─── RECORDS PROVIDED ───
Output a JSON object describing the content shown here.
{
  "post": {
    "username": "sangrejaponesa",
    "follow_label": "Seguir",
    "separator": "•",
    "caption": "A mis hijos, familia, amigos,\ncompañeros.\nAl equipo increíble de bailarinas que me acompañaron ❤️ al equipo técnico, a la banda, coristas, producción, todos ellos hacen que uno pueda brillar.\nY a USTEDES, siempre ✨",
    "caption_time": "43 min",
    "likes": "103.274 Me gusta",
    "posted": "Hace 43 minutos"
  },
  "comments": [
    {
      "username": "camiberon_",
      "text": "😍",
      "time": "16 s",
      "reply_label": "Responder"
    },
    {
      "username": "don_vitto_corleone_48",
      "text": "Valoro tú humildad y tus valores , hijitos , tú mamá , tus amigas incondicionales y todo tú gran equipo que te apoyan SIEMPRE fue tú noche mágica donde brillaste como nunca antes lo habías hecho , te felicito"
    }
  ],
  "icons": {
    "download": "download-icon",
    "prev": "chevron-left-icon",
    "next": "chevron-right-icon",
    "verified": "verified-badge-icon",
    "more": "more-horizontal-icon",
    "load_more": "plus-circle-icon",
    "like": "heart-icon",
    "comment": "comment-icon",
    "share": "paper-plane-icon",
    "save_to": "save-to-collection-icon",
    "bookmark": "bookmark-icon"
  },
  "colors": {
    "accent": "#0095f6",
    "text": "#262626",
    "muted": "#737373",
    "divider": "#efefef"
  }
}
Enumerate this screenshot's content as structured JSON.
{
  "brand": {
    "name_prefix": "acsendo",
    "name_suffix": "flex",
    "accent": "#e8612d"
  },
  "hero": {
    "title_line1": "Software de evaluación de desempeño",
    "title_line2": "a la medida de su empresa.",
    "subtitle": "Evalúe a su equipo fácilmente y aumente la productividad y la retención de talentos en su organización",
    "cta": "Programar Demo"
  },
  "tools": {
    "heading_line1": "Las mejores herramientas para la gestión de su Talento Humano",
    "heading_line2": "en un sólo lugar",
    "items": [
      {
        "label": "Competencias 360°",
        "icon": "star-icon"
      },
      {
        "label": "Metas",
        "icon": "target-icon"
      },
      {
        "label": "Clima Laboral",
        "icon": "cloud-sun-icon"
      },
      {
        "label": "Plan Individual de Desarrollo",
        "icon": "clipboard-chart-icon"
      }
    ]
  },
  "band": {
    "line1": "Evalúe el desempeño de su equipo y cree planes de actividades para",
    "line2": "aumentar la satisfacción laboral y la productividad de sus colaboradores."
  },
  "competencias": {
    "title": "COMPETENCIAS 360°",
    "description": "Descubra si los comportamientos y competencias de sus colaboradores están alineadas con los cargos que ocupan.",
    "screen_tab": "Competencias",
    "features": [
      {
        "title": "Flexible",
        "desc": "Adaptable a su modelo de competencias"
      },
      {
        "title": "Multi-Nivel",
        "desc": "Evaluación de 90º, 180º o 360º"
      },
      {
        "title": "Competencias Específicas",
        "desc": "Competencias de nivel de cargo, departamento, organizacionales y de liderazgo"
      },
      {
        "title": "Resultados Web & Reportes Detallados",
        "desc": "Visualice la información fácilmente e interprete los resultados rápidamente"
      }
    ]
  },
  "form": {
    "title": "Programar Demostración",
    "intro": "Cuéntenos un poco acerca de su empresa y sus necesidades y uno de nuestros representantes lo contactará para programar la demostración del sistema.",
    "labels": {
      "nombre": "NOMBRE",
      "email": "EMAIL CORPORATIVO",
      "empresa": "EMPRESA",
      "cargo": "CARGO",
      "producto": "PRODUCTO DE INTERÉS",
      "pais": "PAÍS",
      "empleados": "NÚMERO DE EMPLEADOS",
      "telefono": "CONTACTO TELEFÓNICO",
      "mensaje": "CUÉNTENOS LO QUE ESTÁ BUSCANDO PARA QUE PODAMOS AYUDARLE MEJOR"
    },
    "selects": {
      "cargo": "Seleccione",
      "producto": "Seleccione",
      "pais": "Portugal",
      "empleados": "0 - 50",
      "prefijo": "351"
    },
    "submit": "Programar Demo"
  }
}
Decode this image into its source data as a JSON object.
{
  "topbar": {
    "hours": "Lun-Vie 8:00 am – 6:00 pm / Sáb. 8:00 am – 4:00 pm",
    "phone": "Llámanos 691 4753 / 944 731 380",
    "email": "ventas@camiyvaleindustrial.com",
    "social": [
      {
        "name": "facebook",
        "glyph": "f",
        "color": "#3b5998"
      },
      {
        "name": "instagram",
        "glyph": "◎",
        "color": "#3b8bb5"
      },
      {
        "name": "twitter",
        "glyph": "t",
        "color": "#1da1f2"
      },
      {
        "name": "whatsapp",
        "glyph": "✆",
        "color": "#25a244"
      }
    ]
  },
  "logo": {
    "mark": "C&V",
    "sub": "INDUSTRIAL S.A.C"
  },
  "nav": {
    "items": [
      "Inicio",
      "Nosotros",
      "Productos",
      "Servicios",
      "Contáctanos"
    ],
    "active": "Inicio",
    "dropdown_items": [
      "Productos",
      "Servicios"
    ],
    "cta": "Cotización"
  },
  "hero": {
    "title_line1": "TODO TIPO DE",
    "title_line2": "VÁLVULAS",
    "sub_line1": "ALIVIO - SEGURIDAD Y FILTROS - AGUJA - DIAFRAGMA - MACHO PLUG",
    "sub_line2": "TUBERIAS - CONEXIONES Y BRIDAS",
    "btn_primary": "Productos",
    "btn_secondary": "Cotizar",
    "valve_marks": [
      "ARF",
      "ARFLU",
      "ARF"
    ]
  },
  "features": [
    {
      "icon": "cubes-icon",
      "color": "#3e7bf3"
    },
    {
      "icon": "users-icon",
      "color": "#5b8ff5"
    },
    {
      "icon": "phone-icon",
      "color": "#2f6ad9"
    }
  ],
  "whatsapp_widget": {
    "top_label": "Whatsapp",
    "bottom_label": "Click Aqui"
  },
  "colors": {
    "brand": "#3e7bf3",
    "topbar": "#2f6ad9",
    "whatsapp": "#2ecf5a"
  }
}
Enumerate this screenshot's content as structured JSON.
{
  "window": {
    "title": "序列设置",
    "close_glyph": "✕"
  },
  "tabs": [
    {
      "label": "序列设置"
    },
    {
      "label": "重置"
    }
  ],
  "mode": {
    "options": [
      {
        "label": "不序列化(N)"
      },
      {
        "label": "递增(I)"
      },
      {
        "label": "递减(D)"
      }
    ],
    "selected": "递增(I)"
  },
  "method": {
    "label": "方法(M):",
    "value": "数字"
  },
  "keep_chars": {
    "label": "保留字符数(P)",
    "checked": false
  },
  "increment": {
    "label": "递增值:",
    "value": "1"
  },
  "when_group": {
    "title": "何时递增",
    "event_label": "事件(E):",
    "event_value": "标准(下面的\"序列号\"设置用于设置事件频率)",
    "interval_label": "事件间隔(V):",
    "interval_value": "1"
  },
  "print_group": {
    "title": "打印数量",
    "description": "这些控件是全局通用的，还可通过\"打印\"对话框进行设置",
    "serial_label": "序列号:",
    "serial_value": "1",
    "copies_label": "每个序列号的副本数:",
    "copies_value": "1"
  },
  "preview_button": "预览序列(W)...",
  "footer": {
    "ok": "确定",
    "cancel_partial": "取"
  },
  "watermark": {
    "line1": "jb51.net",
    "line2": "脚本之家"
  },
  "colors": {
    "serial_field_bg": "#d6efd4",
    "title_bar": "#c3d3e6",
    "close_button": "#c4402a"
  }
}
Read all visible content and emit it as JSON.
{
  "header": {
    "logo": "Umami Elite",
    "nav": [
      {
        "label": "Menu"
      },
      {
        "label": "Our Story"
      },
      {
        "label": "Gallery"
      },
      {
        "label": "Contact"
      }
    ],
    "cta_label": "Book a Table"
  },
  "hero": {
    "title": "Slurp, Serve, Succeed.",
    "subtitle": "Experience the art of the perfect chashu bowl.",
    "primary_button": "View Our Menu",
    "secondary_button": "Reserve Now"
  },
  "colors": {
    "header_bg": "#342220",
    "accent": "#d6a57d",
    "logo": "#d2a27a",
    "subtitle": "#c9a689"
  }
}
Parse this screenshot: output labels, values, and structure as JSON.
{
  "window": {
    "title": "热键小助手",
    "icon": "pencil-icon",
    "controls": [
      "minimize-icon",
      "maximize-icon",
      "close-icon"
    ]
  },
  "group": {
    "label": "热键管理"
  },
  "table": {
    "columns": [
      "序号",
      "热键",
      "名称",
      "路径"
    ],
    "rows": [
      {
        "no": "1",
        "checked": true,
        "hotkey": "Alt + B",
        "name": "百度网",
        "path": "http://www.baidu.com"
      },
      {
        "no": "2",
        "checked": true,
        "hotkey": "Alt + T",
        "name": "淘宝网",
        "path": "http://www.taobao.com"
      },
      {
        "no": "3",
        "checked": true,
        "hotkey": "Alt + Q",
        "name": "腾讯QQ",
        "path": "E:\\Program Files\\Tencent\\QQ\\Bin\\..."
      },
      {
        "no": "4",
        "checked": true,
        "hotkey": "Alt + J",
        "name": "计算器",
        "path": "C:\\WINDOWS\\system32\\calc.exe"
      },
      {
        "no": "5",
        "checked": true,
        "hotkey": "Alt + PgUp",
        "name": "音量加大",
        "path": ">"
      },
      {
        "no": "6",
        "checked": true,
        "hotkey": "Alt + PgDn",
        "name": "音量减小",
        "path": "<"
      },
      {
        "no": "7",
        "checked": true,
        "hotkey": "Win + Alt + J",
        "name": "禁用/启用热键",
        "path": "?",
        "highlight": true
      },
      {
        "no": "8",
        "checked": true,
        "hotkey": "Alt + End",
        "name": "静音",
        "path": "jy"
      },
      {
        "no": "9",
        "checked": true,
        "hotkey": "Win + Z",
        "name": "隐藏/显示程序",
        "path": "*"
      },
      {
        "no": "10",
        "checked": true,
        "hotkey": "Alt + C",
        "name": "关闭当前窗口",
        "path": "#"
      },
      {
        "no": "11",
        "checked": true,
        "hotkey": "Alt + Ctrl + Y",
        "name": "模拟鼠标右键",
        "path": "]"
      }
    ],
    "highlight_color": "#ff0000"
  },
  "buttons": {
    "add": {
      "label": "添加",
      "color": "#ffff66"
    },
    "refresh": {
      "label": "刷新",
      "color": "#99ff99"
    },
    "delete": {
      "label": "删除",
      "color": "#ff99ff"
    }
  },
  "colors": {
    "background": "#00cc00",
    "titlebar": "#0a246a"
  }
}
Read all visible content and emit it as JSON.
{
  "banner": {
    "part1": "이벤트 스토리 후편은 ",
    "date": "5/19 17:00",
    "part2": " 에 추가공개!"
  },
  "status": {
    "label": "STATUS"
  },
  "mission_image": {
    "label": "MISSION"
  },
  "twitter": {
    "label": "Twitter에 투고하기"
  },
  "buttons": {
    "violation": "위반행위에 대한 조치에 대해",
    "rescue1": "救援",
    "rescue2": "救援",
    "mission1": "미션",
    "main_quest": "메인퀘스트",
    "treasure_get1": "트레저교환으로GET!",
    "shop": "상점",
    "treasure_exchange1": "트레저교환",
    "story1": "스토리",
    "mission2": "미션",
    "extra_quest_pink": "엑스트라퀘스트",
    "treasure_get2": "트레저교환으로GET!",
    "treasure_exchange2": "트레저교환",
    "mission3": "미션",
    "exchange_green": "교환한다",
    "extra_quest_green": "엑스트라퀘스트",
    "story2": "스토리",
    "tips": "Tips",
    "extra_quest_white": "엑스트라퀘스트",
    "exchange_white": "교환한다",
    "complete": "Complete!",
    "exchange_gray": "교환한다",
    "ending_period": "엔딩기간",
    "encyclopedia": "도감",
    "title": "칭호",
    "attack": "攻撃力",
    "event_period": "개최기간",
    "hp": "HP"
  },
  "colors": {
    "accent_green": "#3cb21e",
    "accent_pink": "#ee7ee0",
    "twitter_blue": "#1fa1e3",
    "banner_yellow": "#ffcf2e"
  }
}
───
- _PROBLEM DESCRIPTION_: Copy out every line that includes the word "object".

- _TASK OUTPUT_:
Output a JSON object describing the content shown here.
Decode this image into its source data as a JSON object.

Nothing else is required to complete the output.